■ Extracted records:

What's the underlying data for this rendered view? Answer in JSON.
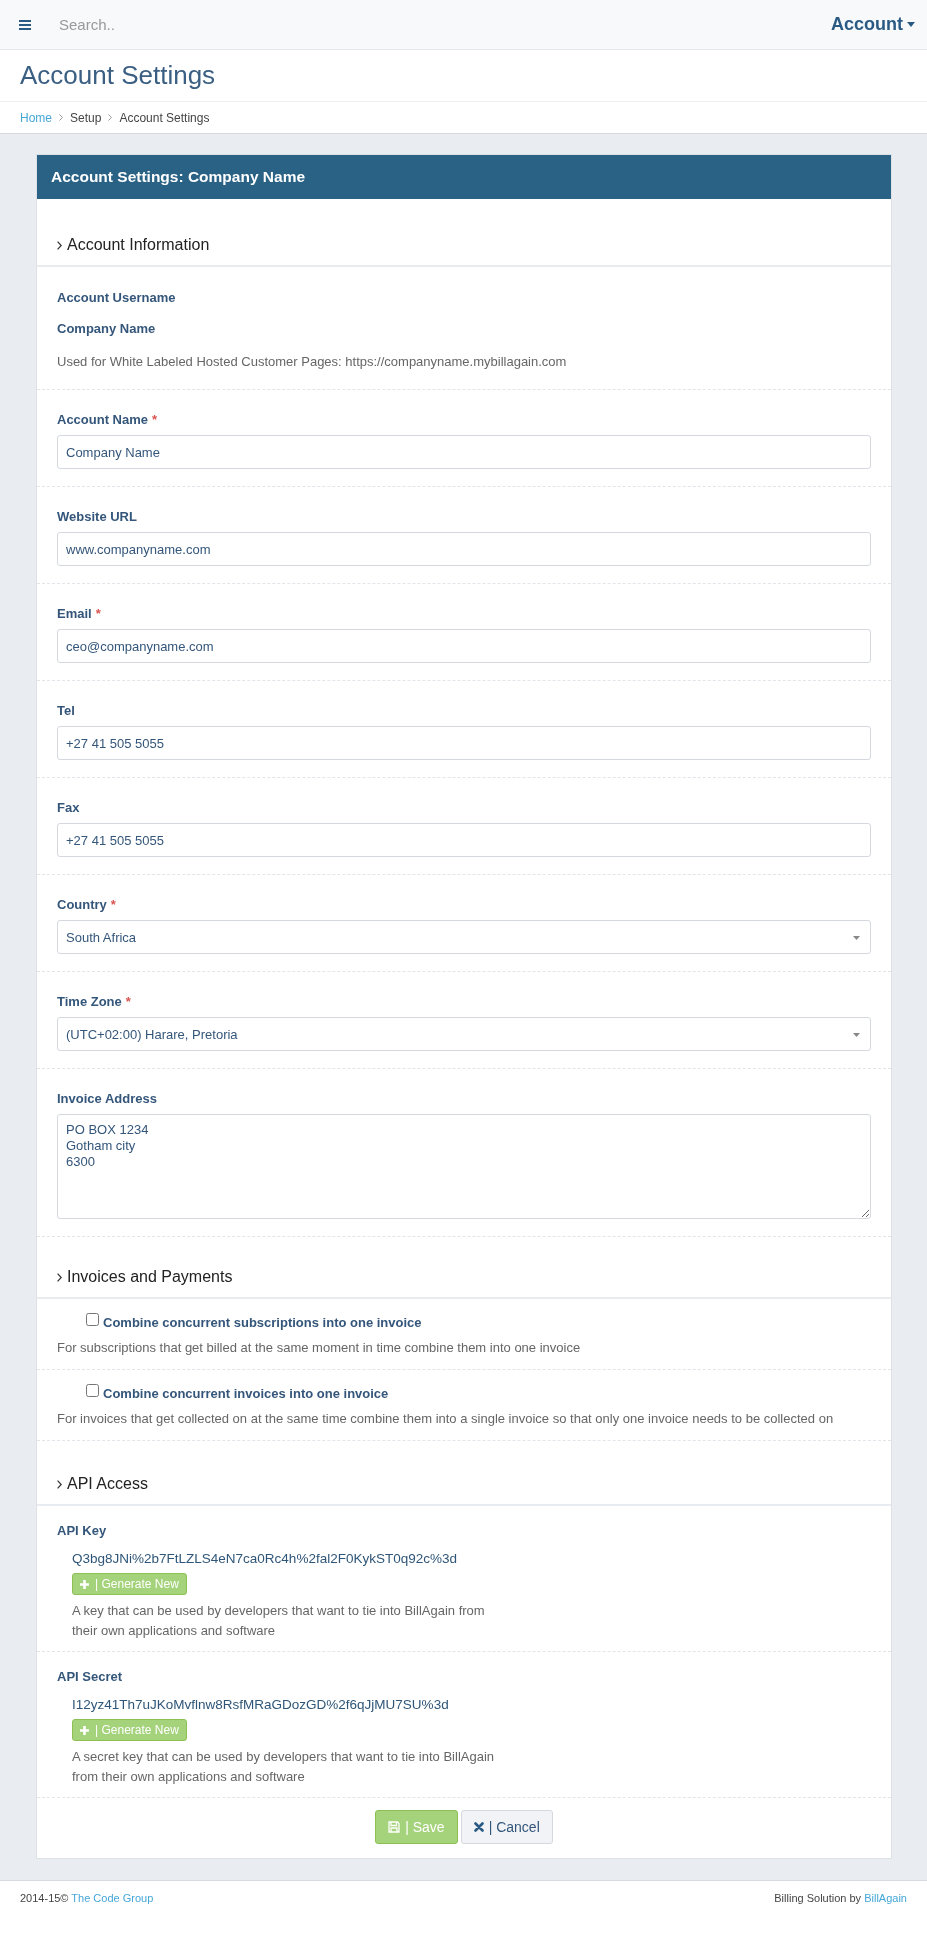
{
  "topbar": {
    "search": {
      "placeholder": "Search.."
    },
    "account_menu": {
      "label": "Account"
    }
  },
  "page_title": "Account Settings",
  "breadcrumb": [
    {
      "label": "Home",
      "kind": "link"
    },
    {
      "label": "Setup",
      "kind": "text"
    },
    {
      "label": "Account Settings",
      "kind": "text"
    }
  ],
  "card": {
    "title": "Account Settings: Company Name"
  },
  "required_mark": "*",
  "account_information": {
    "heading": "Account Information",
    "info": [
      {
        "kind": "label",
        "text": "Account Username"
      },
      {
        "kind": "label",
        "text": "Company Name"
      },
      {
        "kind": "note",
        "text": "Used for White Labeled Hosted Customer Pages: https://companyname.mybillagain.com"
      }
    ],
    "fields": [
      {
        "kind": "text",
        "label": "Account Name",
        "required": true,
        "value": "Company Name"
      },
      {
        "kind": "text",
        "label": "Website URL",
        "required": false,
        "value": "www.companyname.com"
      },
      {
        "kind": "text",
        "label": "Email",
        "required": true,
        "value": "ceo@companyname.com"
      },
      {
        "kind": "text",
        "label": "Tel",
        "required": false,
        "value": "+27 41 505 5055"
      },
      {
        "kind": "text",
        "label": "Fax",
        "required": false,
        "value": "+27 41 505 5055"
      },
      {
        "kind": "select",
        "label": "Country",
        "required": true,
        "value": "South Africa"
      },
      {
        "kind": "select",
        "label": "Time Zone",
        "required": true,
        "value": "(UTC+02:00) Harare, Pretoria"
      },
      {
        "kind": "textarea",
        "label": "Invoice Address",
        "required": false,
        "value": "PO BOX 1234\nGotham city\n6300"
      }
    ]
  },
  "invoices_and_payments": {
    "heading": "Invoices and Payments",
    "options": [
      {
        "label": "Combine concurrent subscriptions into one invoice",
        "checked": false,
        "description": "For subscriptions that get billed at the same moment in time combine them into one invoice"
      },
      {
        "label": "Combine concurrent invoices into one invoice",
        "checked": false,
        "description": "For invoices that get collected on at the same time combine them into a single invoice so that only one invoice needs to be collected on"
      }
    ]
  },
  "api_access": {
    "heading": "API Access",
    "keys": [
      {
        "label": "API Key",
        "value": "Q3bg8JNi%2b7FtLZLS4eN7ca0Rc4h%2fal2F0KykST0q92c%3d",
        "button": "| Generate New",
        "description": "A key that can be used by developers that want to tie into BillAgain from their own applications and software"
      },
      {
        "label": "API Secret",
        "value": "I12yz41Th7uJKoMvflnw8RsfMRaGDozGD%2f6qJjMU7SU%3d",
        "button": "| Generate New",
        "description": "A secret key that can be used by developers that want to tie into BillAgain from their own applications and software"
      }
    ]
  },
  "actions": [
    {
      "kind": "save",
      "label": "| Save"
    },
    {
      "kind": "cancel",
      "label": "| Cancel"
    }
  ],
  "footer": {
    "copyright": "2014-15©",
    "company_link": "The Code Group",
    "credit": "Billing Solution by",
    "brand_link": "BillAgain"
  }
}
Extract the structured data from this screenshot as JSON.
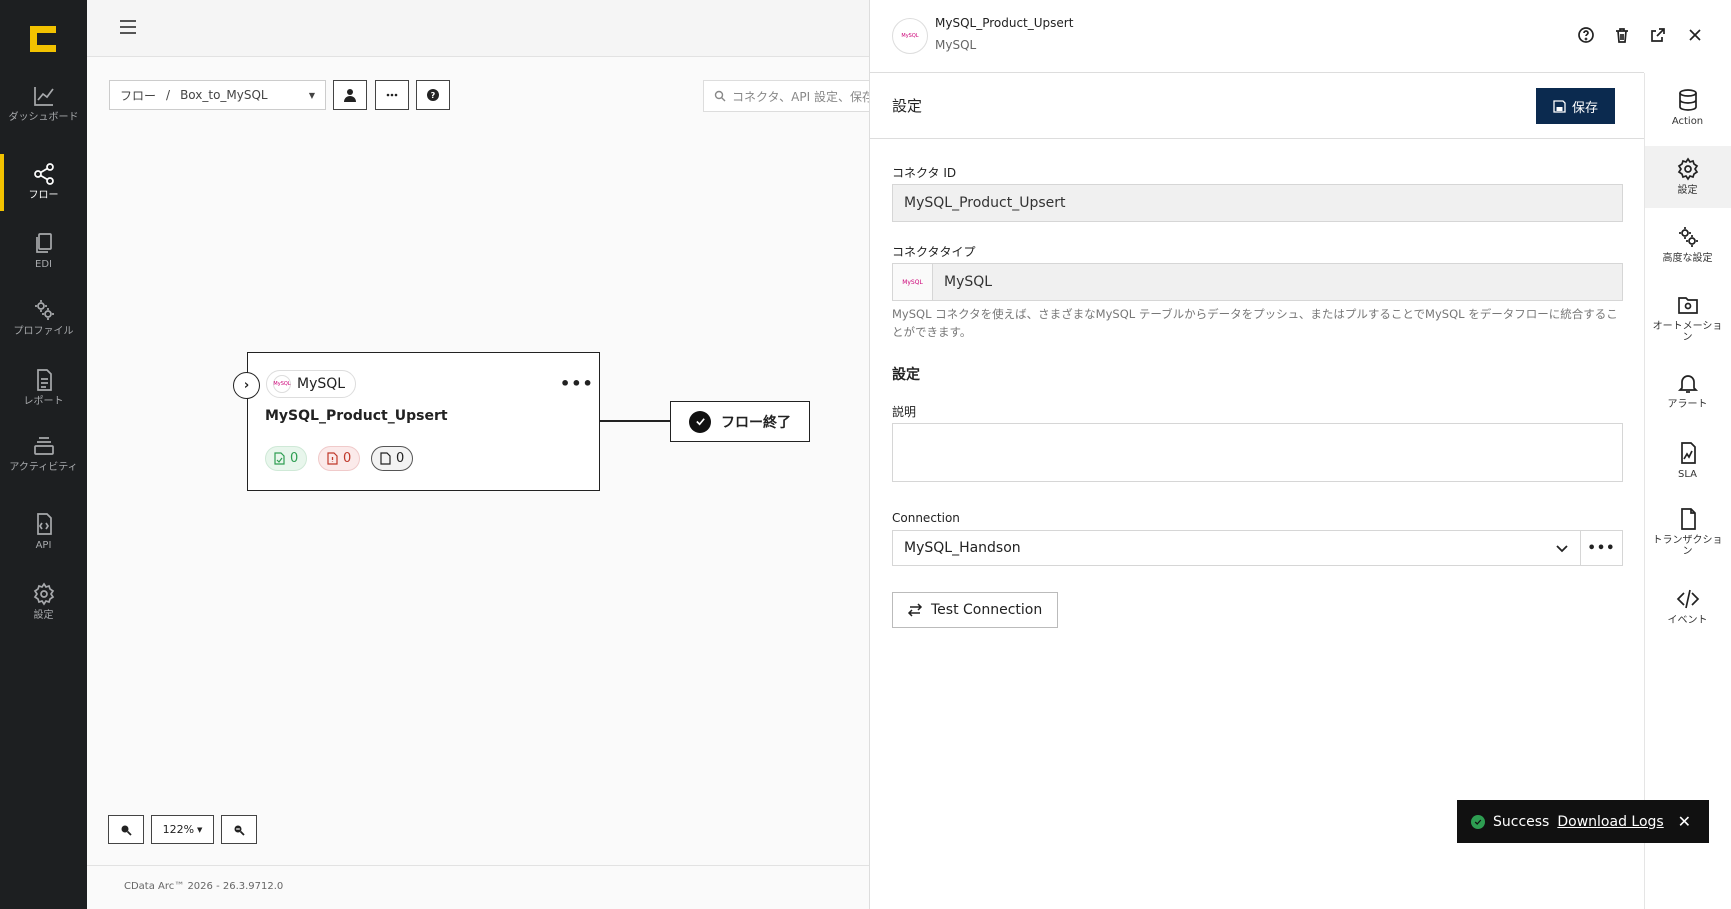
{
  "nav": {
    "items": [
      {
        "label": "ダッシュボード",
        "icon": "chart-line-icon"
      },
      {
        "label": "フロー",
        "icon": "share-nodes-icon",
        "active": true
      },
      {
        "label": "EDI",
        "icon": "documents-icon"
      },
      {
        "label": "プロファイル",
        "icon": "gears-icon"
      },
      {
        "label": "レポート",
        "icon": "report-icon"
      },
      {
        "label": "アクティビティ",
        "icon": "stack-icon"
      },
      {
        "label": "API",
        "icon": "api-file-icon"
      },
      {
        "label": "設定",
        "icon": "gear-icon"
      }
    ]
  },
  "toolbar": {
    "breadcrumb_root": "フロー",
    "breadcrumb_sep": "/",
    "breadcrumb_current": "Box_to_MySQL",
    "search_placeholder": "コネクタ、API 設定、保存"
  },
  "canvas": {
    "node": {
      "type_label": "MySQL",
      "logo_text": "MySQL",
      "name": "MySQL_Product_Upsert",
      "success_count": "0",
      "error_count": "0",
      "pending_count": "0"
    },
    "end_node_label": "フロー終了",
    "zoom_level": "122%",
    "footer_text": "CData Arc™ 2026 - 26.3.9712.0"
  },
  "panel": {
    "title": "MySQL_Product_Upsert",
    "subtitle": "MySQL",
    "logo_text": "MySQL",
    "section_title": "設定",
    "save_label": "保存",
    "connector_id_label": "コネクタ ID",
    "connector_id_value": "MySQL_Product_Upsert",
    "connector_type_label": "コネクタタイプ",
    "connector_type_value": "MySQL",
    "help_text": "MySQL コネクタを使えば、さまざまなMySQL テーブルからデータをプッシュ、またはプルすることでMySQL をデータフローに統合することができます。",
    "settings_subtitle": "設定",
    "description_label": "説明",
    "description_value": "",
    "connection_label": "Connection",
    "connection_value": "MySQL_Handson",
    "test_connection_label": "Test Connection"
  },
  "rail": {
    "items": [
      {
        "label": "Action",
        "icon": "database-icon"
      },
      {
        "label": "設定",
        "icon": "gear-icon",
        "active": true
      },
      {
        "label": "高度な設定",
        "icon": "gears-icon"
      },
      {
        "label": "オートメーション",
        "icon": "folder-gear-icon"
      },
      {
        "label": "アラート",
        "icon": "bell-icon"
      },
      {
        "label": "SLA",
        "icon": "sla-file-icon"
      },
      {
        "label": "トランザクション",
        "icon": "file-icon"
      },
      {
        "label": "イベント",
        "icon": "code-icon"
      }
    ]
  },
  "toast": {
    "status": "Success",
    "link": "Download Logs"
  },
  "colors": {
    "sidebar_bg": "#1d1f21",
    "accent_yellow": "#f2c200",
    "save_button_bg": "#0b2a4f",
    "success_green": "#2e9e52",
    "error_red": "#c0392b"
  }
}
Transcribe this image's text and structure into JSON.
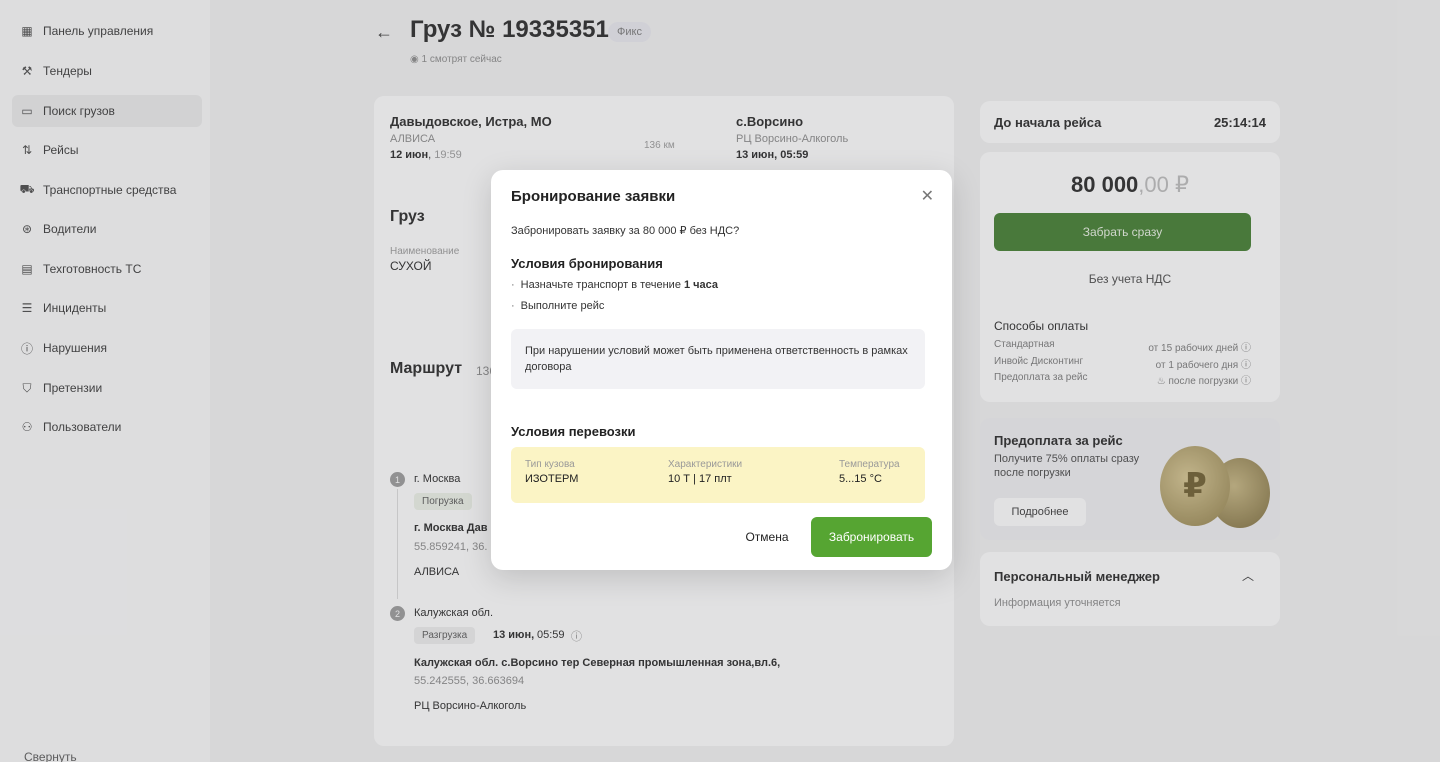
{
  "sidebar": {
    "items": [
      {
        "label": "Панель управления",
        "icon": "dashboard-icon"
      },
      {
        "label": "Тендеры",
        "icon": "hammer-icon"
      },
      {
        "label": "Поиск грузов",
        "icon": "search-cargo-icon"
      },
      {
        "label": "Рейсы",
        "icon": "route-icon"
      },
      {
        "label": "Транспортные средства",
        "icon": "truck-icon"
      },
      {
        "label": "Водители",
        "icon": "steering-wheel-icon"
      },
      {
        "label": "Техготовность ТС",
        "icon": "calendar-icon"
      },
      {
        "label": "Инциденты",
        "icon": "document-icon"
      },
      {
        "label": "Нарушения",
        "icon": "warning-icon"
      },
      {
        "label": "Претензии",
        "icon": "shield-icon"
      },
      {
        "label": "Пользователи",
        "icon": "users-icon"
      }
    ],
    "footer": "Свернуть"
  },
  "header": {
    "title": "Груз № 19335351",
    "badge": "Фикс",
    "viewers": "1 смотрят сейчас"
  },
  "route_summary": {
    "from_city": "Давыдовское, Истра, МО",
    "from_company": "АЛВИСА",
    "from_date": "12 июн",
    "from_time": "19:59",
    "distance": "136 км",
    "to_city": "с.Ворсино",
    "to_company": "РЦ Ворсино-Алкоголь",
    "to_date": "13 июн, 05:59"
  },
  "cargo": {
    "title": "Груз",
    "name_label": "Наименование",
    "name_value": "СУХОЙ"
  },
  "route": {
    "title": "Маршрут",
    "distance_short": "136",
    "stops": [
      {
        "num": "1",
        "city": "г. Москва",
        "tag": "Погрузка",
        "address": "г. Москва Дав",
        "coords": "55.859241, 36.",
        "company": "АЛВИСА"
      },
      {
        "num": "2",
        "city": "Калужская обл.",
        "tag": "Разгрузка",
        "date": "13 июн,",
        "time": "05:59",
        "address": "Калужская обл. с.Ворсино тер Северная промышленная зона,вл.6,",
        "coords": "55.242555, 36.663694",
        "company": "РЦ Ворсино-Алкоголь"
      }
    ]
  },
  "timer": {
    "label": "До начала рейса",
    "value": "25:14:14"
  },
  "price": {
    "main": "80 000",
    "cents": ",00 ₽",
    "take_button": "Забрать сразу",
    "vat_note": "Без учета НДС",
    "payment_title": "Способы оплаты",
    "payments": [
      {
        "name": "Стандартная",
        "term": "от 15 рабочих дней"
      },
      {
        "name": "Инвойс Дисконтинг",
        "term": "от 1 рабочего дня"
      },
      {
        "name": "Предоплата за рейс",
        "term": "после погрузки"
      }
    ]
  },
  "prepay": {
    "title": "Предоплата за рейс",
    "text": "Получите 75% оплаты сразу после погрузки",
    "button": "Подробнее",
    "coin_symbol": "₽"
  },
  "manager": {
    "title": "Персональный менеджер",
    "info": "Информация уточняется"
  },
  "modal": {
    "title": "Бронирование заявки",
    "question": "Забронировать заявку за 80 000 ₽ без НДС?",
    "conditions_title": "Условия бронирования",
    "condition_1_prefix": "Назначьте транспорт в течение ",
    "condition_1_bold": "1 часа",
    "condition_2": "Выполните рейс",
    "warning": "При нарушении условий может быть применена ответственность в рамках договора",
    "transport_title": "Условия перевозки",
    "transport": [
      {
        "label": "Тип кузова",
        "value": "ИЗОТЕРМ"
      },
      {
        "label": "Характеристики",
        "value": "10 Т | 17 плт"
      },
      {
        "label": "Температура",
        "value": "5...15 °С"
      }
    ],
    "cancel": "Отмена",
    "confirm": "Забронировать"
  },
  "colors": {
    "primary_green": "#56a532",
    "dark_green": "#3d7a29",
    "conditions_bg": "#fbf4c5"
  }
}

■ Task description:
Read through the data and copy every line where "them" shows up.

■ Written solution:
        "description": "For subscriptions that get billed at the same moment in time combine them into one invoice"
        "description": "For invoices that get collected on at the same time combine them into a single invoice so that only one invoice needs to be collected on"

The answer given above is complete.